Restate the data below word for word. Leave the images out.

-- Material for the task follows --

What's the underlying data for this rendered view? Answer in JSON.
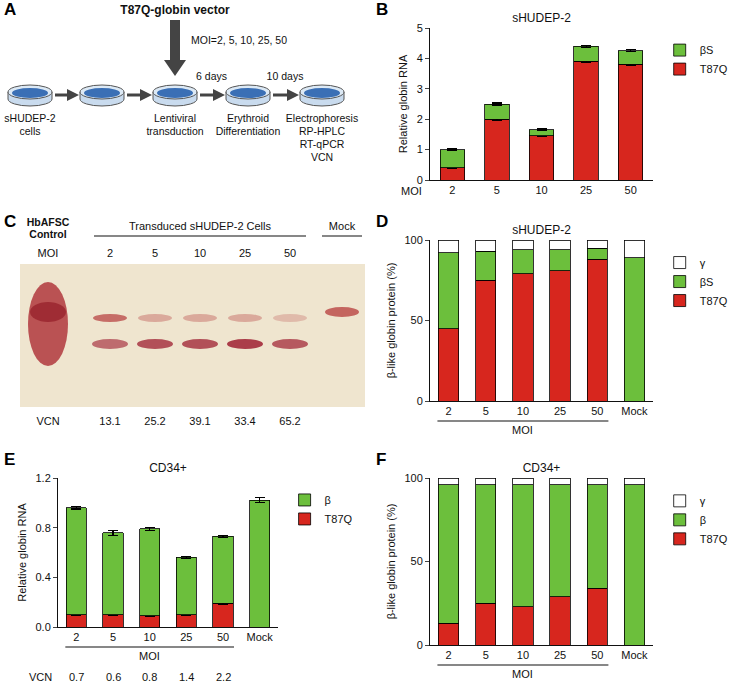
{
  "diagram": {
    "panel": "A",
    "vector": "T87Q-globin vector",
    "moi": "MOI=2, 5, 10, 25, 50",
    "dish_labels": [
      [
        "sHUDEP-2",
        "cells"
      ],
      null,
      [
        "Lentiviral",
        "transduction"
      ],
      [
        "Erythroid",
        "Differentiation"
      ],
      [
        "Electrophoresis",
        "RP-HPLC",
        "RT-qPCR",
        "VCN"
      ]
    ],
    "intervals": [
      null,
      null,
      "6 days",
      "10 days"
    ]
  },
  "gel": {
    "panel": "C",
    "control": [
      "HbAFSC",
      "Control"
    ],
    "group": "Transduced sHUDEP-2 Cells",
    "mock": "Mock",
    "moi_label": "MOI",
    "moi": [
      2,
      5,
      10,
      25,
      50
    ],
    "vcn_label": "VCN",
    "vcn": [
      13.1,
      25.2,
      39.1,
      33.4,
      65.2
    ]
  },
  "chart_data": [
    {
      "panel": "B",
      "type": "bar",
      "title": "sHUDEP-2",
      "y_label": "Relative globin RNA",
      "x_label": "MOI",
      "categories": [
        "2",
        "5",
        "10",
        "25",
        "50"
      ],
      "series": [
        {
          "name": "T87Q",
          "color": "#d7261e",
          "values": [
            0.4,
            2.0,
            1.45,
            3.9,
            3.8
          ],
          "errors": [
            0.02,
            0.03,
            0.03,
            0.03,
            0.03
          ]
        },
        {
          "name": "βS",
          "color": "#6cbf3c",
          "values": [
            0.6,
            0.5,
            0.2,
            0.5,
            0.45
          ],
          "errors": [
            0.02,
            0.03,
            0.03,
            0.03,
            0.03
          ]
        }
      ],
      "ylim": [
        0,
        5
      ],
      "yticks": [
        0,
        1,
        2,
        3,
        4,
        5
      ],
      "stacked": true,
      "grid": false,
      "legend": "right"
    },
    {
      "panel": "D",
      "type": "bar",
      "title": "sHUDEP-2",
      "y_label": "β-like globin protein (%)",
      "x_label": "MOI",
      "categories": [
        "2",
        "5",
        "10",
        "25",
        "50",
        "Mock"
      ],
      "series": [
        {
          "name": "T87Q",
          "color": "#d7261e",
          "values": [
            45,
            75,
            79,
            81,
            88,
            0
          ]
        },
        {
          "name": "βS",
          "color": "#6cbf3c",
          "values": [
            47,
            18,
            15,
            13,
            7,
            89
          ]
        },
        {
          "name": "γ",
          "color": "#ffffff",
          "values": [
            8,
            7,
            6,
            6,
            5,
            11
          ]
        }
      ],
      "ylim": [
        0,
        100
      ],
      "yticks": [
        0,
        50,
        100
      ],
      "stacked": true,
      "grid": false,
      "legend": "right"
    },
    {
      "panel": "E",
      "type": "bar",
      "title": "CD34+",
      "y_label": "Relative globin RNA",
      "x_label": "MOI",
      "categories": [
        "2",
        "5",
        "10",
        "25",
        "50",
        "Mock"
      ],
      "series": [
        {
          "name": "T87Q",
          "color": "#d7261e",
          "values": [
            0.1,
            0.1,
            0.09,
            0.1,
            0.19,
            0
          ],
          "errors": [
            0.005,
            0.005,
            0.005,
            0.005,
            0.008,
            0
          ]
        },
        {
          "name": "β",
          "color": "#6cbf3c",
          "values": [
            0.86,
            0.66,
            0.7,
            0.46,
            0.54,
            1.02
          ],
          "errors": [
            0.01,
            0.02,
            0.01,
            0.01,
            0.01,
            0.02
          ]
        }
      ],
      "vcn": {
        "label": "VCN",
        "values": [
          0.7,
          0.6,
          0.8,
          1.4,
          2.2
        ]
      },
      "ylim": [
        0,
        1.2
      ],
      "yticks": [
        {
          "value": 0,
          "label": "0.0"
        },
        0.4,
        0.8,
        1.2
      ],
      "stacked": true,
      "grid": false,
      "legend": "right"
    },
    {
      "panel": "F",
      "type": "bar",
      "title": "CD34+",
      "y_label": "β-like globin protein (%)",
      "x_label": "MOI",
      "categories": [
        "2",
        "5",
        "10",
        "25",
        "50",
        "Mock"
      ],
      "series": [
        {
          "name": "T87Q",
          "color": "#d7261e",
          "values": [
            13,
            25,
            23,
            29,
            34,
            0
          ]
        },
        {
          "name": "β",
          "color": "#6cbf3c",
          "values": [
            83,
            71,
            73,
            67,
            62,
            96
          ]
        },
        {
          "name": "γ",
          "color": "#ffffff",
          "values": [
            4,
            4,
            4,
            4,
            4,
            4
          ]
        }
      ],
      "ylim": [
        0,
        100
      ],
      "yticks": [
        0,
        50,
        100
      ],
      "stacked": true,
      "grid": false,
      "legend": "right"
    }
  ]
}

-- Material for the task concluded --

• Output of the exercise:
What's the underlying data for this rendered view? Answer in JSON.
{
  "diagram": {
    "panel": "A",
    "vector": "T87Q-globin vector",
    "moi": "MOI=2, 5, 10, 25, 50",
    "dish_labels": [
      [
        "sHUDEP-2",
        "cells"
      ],
      null,
      [
        "Lentiviral",
        "transduction"
      ],
      [
        "Erythroid",
        "Differentiation"
      ],
      [
        "Electrophoresis",
        "RP-HPLC",
        "RT-qPCR",
        "VCN"
      ]
    ],
    "intervals": [
      null,
      null,
      "6 days",
      "10 days"
    ]
  },
  "gel": {
    "panel": "C",
    "control": [
      "HbAFSC",
      "Control"
    ],
    "group": "Transduced sHUDEP-2 Cells",
    "mock": "Mock",
    "moi_label": "MOI",
    "moi": [
      2,
      5,
      10,
      25,
      50
    ],
    "vcn_label": "VCN",
    "vcn": [
      13.1,
      25.2,
      39.1,
      33.4,
      65.2
    ]
  },
  "chart_data": [
    {
      "panel": "B",
      "type": "bar",
      "title": "sHUDEP-2",
      "y_label": "Relative globin RNA",
      "x_label": "MOI",
      "categories": [
        "2",
        "5",
        "10",
        "25",
        "50"
      ],
      "series": [
        {
          "name": "T87Q",
          "color": "#d7261e",
          "values": [
            0.4,
            2.0,
            1.45,
            3.9,
            3.8
          ],
          "errors": [
            0.02,
            0.03,
            0.03,
            0.03,
            0.03
          ]
        },
        {
          "name": "βS",
          "color": "#6cbf3c",
          "values": [
            0.6,
            0.5,
            0.2,
            0.5,
            0.45
          ],
          "errors": [
            0.02,
            0.03,
            0.03,
            0.03,
            0.03
          ]
        }
      ],
      "ylim": [
        0,
        5
      ],
      "yticks": [
        0,
        1,
        2,
        3,
        4,
        5
      ],
      "stacked": true,
      "grid": false,
      "legend": "right"
    },
    {
      "panel": "D",
      "type": "bar",
      "title": "sHUDEP-2",
      "y_label": "β-like globin protein (%)",
      "x_label": "MOI",
      "categories": [
        "2",
        "5",
        "10",
        "25",
        "50",
        "Mock"
      ],
      "series": [
        {
          "name": "T87Q",
          "color": "#d7261e",
          "values": [
            45,
            75,
            79,
            81,
            88,
            0
          ]
        },
        {
          "name": "βS",
          "color": "#6cbf3c",
          "values": [
            47,
            18,
            15,
            13,
            7,
            89
          ]
        },
        {
          "name": "γ",
          "color": "#ffffff",
          "values": [
            8,
            7,
            6,
            6,
            5,
            11
          ]
        }
      ],
      "ylim": [
        0,
        100
      ],
      "yticks": [
        0,
        50,
        100
      ],
      "stacked": true,
      "grid": false,
      "legend": "right"
    },
    {
      "panel": "E",
      "type": "bar",
      "title": "CD34+",
      "y_label": "Relative globin RNA",
      "x_label": "MOI",
      "categories": [
        "2",
        "5",
        "10",
        "25",
        "50",
        "Mock"
      ],
      "series": [
        {
          "name": "T87Q",
          "color": "#d7261e",
          "values": [
            0.1,
            0.1,
            0.09,
            0.1,
            0.19,
            0
          ],
          "errors": [
            0.005,
            0.005,
            0.005,
            0.005,
            0.008,
            0
          ]
        },
        {
          "name": "β",
          "color": "#6cbf3c",
          "values": [
            0.86,
            0.66,
            0.7,
            0.46,
            0.54,
            1.02
          ],
          "errors": [
            0.01,
            0.02,
            0.01,
            0.01,
            0.01,
            0.02
          ]
        }
      ],
      "vcn": {
        "label": "VCN",
        "values": [
          0.7,
          0.6,
          0.8,
          1.4,
          2.2
        ]
      },
      "ylim": [
        0,
        1.2
      ],
      "yticks": [
        {
          "value": 0,
          "label": "0.0"
        },
        0.4,
        0.8,
        1.2
      ],
      "stacked": true,
      "grid": false,
      "legend": "right"
    },
    {
      "panel": "F",
      "type": "bar",
      "title": "CD34+",
      "y_label": "β-like globin protein (%)",
      "x_label": "MOI",
      "categories": [
        "2",
        "5",
        "10",
        "25",
        "50",
        "Mock"
      ],
      "series": [
        {
          "name": "T87Q",
          "color": "#d7261e",
          "values": [
            13,
            25,
            23,
            29,
            34,
            0
          ]
        },
        {
          "name": "β",
          "color": "#6cbf3c",
          "values": [
            83,
            71,
            73,
            67,
            62,
            96
          ]
        },
        {
          "name": "γ",
          "color": "#ffffff",
          "values": [
            4,
            4,
            4,
            4,
            4,
            4
          ]
        }
      ],
      "ylim": [
        0,
        100
      ],
      "yticks": [
        0,
        50,
        100
      ],
      "stacked": true,
      "grid": false,
      "legend": "right"
    }
  ]
}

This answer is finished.